[TO BE DONE]: Each entry that follows must be output without any deviation.

[Stored items]:
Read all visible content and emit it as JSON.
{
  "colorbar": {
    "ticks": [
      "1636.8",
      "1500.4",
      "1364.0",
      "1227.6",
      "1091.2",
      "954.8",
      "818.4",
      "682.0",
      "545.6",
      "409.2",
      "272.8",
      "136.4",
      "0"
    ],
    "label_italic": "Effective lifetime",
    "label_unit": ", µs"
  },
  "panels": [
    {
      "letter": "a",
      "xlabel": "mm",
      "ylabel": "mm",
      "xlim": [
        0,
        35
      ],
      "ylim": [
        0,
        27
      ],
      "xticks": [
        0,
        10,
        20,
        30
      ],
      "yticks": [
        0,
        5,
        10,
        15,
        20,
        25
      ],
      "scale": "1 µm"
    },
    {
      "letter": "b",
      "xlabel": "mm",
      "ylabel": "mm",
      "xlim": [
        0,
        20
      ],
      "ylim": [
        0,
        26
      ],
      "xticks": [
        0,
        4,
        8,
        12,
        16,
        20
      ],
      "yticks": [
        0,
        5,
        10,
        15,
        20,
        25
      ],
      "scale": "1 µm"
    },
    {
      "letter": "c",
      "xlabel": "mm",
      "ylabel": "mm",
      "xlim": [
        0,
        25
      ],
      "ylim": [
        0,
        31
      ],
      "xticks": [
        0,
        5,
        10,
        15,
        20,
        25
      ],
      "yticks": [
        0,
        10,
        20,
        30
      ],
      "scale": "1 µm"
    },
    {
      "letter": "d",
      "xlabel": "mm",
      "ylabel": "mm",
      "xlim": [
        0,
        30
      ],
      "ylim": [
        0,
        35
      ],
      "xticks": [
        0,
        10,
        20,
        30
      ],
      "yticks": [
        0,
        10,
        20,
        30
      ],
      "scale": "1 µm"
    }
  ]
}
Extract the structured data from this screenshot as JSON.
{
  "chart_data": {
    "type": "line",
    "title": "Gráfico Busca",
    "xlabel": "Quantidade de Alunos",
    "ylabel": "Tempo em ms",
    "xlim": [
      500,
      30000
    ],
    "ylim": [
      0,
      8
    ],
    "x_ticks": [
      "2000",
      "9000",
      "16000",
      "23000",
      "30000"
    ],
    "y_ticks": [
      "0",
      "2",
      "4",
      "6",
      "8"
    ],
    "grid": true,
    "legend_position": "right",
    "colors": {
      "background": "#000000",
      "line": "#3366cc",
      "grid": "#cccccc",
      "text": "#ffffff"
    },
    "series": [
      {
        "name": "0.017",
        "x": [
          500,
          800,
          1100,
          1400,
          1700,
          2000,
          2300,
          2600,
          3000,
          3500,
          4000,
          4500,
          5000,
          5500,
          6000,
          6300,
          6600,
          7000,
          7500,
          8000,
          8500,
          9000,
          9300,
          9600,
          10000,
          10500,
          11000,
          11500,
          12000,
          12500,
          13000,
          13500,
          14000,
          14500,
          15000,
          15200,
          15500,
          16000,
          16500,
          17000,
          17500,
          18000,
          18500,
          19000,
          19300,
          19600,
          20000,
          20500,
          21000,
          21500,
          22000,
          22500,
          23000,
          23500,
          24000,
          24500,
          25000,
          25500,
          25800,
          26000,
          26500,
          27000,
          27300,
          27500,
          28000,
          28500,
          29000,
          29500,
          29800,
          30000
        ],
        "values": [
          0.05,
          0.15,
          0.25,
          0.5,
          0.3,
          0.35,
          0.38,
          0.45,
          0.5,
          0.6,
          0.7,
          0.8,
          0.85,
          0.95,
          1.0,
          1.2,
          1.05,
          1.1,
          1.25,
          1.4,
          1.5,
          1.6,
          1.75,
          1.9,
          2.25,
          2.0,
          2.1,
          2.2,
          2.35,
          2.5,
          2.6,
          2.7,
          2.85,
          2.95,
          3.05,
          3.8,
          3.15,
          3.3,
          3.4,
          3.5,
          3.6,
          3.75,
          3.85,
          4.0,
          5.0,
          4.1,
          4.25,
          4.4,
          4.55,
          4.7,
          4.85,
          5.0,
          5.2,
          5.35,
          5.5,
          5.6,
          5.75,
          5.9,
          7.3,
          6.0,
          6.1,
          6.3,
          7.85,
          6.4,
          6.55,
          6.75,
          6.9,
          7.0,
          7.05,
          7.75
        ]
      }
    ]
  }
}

[TASK SOLUTION]:
Read all visible content and emit it as JSON.
{
  "colorbar": {
    "ticks": [
      "1636.8",
      "1500.4",
      "1364.0",
      "1227.6",
      "1091.2",
      "954.8",
      "818.4",
      "682.0",
      "545.6",
      "409.2",
      "272.8",
      "136.4",
      "0"
    ],
    "label_italic": "Effective lifetime",
    "label_unit": ", µs"
  },
  "panels": [
    {
      "letter": "a",
      "xlabel": "mm",
      "ylabel": "mm",
      "xlim": [
        0,
        35
      ],
      "ylim": [
        0,
        27
      ],
      "xticks": [
        0,
        10,
        20,
        30
      ],
      "yticks": [
        0,
        5,
        10,
        15,
        20,
        25
      ],
      "scale": "1 µm"
    },
    {
      "letter": "b",
      "xlabel": "mm",
      "ylabel": "mm",
      "xlim": [
        0,
        20
      ],
      "ylim": [
        0,
        26
      ],
      "xticks": [
        0,
        4,
        8,
        12,
        16,
        20
      ],
      "yticks": [
        0,
        5,
        10,
        15,
        20,
        25
      ],
      "scale": "1 µm"
    },
    {
      "letter": "c",
      "xlabel": "mm",
      "ylabel": "mm",
      "xlim": [
        0,
        25
      ],
      "ylim": [
        0,
        31
      ],
      "xticks": [
        0,
        5,
        10,
        15,
        20,
        25
      ],
      "yticks": [
        0,
        10,
        20,
        30
      ],
      "scale": "1 µm"
    },
    {
      "letter": "d",
      "xlabel": "mm",
      "ylabel": "mm",
      "xlim": [
        0,
        30
      ],
      "ylim": [
        0,
        35
      ],
      "xticks": [
        0,
        10,
        20,
        30
      ],
      "yticks": [
        0,
        10,
        20,
        30
      ],
      "scale": "1 µm"
    }
  ]
}
Extract the structured data from this screenshot as JSON.
{
  "chart_data": {
    "type": "line",
    "title": "Gráfico Busca",
    "xlabel": "Quantidade de Alunos",
    "ylabel": "Tempo em ms",
    "xlim": [
      500,
      30000
    ],
    "ylim": [
      0,
      8
    ],
    "x_ticks": [
      "2000",
      "9000",
      "16000",
      "23000",
      "30000"
    ],
    "y_ticks": [
      "0",
      "2",
      "4",
      "6",
      "8"
    ],
    "grid": true,
    "legend_position": "right",
    "colors": {
      "background": "#000000",
      "line": "#3366cc",
      "grid": "#cccccc",
      "text": "#ffffff"
    },
    "series": [
      {
        "name": "0.017",
        "x": [
          500,
          800,
          1100,
          1400,
          1700,
          2000,
          2300,
          2600,
          3000,
          3500,
          4000,
          4500,
          5000,
          5500,
          6000,
          6300,
          6600,
          7000,
          7500,
          8000,
          8500,
          9000,
          9300,
          9600,
          10000,
          10500,
          11000,
          11500,
          12000,
          12500,
          13000,
          13500,
          14000,
          14500,
          15000,
          15200,
          15500,
          16000,
          16500,
          17000,
          17500,
          18000,
          18500,
          19000,
          19300,
          19600,
          20000,
          20500,
          21000,
          21500,
          22000,
          22500,
          23000,
          23500,
          24000,
          24500,
          25000,
          25500,
          25800,
          26000,
          26500,
          27000,
          27300,
          27500,
          28000,
          28500,
          29000,
          29500,
          29800,
          30000
        ],
        "values": [
          0.05,
          0.15,
          0.25,
          0.5,
          0.3,
          0.35,
          0.38,
          0.45,
          0.5,
          0.6,
          0.7,
          0.8,
          0.85,
          0.95,
          1.0,
          1.2,
          1.05,
          1.1,
          1.25,
          1.4,
          1.5,
          1.6,
          1.75,
          1.9,
          2.25,
          2.0,
          2.1,
          2.2,
          2.35,
          2.5,
          2.6,
          2.7,
          2.85,
          2.95,
          3.05,
          3.8,
          3.15,
          3.3,
          3.4,
          3.5,
          3.6,
          3.75,
          3.85,
          4.0,
          5.0,
          4.1,
          4.25,
          4.4,
          4.55,
          4.7,
          4.85,
          5.0,
          5.2,
          5.35,
          5.5,
          5.6,
          5.75,
          5.9,
          7.3,
          6.0,
          6.1,
          6.3,
          7.85,
          6.4,
          6.55,
          6.75,
          6.9,
          7.0,
          7.05,
          7.75
        ]
      }
    ]
  }
}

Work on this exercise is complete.